Request => Pull out every line below that holds the word "data".

Material =>
━━━━━━━━━━

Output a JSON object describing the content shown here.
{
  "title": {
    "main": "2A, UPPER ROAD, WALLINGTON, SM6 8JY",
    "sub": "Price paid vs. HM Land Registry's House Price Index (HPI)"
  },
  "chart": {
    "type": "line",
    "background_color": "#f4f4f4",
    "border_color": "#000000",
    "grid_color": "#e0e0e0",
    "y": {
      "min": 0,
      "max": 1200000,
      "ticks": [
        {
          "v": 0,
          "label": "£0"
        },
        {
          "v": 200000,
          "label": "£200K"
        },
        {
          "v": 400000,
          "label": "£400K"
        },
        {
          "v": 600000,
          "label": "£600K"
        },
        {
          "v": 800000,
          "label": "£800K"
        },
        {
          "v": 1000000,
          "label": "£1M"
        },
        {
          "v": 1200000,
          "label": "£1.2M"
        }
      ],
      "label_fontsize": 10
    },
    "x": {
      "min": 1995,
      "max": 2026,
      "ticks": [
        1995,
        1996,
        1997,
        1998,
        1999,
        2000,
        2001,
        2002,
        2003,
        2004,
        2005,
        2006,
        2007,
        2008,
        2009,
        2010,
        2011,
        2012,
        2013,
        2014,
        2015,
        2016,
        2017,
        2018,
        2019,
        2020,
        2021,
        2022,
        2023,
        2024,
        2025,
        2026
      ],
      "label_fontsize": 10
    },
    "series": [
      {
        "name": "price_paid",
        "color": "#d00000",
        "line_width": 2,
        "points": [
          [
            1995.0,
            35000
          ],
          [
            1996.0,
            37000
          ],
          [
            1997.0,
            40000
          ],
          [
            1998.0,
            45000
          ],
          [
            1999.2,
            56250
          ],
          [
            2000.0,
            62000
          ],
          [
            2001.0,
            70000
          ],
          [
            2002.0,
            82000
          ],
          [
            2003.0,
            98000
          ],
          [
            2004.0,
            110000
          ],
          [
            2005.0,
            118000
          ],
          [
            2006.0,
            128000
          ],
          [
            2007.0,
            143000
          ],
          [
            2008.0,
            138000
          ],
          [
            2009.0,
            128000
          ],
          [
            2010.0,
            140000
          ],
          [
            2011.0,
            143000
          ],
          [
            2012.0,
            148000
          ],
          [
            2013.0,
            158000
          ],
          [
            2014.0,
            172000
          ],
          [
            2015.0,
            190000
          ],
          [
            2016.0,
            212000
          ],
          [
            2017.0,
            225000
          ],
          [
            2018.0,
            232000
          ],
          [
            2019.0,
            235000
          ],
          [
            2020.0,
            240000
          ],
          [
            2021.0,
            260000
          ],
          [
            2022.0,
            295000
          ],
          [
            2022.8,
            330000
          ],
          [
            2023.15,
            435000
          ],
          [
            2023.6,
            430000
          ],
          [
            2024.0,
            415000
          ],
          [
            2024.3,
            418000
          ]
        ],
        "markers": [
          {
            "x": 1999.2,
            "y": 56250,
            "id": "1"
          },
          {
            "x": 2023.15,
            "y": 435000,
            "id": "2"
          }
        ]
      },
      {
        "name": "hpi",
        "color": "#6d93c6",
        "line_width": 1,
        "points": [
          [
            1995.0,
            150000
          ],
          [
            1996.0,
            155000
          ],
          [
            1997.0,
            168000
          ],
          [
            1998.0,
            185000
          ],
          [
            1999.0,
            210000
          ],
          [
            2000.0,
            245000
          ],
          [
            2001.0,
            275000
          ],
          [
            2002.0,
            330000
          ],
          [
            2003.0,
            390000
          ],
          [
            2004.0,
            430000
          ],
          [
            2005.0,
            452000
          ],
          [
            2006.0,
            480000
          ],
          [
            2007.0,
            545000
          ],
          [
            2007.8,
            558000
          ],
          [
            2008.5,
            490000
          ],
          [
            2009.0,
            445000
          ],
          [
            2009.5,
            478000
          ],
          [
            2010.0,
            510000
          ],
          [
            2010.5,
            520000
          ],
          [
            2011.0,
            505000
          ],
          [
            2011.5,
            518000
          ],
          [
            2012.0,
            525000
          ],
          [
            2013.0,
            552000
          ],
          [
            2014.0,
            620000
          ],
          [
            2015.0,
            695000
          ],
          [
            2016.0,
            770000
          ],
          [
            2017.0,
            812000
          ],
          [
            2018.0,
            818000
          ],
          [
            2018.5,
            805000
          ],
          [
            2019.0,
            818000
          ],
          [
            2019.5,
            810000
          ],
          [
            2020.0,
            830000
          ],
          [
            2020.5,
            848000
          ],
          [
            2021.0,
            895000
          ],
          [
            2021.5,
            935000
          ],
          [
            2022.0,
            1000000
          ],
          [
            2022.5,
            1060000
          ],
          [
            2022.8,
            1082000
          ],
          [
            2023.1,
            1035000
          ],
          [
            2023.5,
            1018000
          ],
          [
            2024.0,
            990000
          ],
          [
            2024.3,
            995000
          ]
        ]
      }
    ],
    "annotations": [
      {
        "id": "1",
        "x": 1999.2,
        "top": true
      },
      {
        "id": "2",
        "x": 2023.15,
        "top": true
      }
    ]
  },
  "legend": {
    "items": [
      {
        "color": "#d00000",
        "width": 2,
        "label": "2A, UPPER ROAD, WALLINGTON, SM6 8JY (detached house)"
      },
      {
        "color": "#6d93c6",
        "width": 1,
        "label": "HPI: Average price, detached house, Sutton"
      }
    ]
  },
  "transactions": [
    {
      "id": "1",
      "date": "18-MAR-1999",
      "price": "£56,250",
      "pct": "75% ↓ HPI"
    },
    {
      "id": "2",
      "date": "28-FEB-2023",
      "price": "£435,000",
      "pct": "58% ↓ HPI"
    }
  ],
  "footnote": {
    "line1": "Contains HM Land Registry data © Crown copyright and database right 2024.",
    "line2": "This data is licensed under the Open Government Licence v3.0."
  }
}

━━━━━━━━━━

Answer to the problem =>
    "line1": "Contains HM Land Registry data © Crown copyright and database right 2024.",
    "line2": "This data is licensed under the Open Government Licence v3.0."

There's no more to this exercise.